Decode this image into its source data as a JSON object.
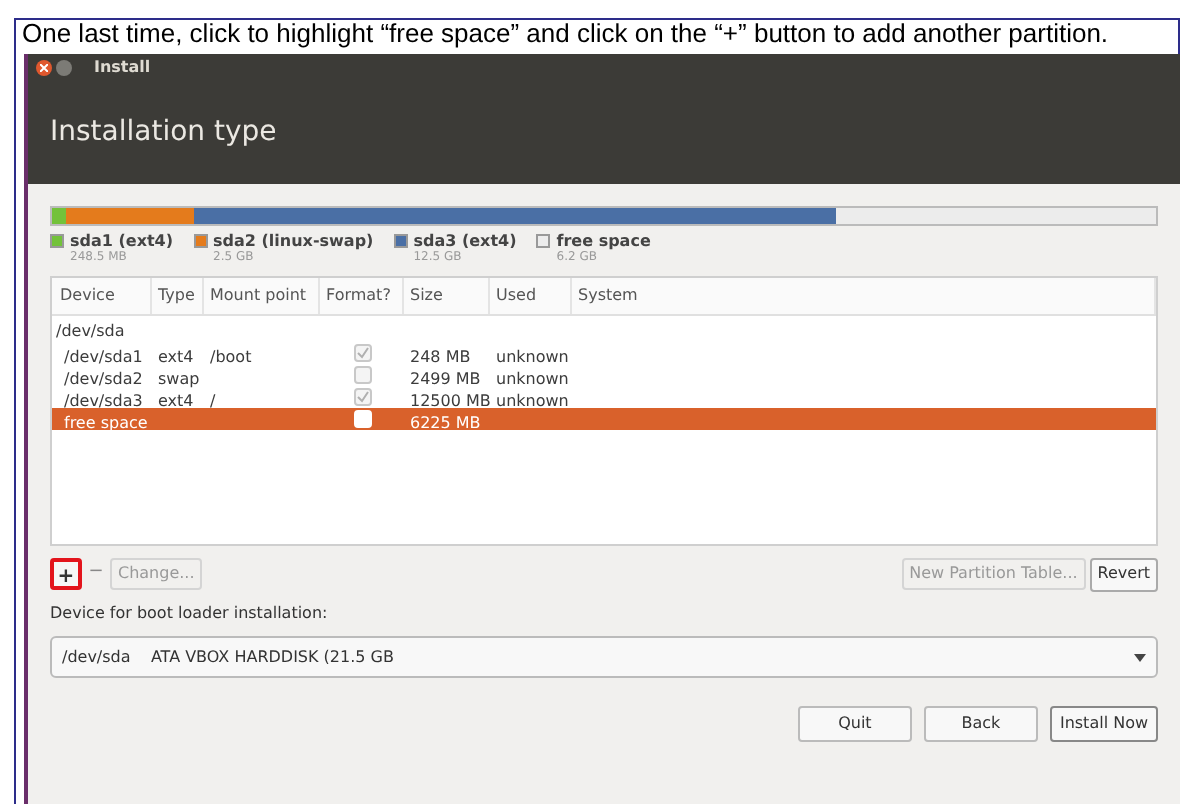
{
  "caption": "One last time, click to highlight “free space” and click on the “+” button to add another partition.",
  "window": {
    "title": "Install",
    "heading": "Installation type"
  },
  "partitions": [
    {
      "name": "sda1 (ext4)",
      "size": "248.5 MB",
      "color": "#73c23a"
    },
    {
      "name": "sda2 (linux-swap)",
      "size": "2.5 GB",
      "color": "#e47b1c"
    },
    {
      "name": "sda3 (ext4)",
      "size": "12.5 GB",
      "color": "#4a6fa5"
    },
    {
      "name": "free space",
      "size": "6.2 GB",
      "color": "#ececec"
    }
  ],
  "disk_bar": [
    {
      "color": "#73c23a",
      "level": 0.013
    },
    {
      "color": "#e47b1c",
      "level": 0.129
    },
    {
      "color": "#4a6fa5",
      "level": 0.711
    }
  ],
  "table": {
    "columns": [
      "Device",
      "Type",
      "Mount point",
      "Format?",
      "Size",
      "Used",
      "System"
    ],
    "rows": [
      {
        "kind": "disk",
        "device": "/dev/sda",
        "selected": false
      },
      {
        "kind": "partition",
        "device": "/dev/sda1",
        "type": "ext4",
        "mount": "/boot",
        "checked": true,
        "size": "248 MB",
        "used": "unknown",
        "selected": false
      },
      {
        "kind": "partition",
        "device": "/dev/sda2",
        "type": "swap",
        "checked": false,
        "size": "2499 MB",
        "used": "unknown",
        "selected": false
      },
      {
        "kind": "partition",
        "device": "/dev/sda3",
        "type": "ext4",
        "mount": "/",
        "checked": true,
        "size": "12500 MB",
        "used": "unknown",
        "selected": false
      },
      {
        "kind": "partition",
        "device": "free space",
        "checked": false,
        "size": "6225 MB",
        "selected": true
      }
    ]
  },
  "tools": {
    "add": "+",
    "remove": "−",
    "change": "Change...",
    "new_table": "New Partition Table...",
    "revert": "Revert",
    "highlight_add": true
  },
  "bootloader": {
    "label": "Device for boot loader installation:",
    "value": "/dev/sda    ATA VBOX HARDDISK (21.5 GB"
  },
  "buttons": [
    "Quit",
    "Back",
    "Install Now"
  ]
}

__________________________________________________

What is expected: Working from the material above, transcribe it exactly while omitting pictures.

Right answer:
Decode this image into its source data as a JSON object.
{
  "caption": "One last time, click to highlight “free space” and click on the “+” button to add another partition.",
  "window": {
    "title": "Install",
    "heading": "Installation type"
  },
  "partitions": [
    {
      "name": "sda1 (ext4)",
      "size": "248.5 MB",
      "color": "#73c23a"
    },
    {
      "name": "sda2 (linux-swap)",
      "size": "2.5 GB",
      "color": "#e47b1c"
    },
    {
      "name": "sda3 (ext4)",
      "size": "12.5 GB",
      "color": "#4a6fa5"
    },
    {
      "name": "free space",
      "size": "6.2 GB",
      "color": "#ececec"
    }
  ],
  "disk_bar": [
    {
      "color": "#73c23a",
      "level": 0.013
    },
    {
      "color": "#e47b1c",
      "level": 0.129
    },
    {
      "color": "#4a6fa5",
      "level": 0.711
    }
  ],
  "table": {
    "columns": [
      "Device",
      "Type",
      "Mount point",
      "Format?",
      "Size",
      "Used",
      "System"
    ],
    "rows": [
      {
        "kind": "disk",
        "device": "/dev/sda",
        "selected": false
      },
      {
        "kind": "partition",
        "device": "/dev/sda1",
        "type": "ext4",
        "mount": "/boot",
        "checked": true,
        "size": "248 MB",
        "used": "unknown",
        "selected": false
      },
      {
        "kind": "partition",
        "device": "/dev/sda2",
        "type": "swap",
        "checked": false,
        "size": "2499 MB",
        "used": "unknown",
        "selected": false
      },
      {
        "kind": "partition",
        "device": "/dev/sda3",
        "type": "ext4",
        "mount": "/",
        "checked": true,
        "size": "12500 MB",
        "used": "unknown",
        "selected": false
      },
      {
        "kind": "partition",
        "device": "free space",
        "checked": false,
        "size": "6225 MB",
        "selected": true
      }
    ]
  },
  "tools": {
    "add": "+",
    "remove": "−",
    "change": "Change...",
    "new_table": "New Partition Table...",
    "revert": "Revert",
    "highlight_add": true
  },
  "bootloader": {
    "label": "Device for boot loader installation:",
    "value": "/dev/sda    ATA VBOX HARDDISK (21.5 GB"
  },
  "buttons": [
    "Quit",
    "Back",
    "Install Now"
  ]
}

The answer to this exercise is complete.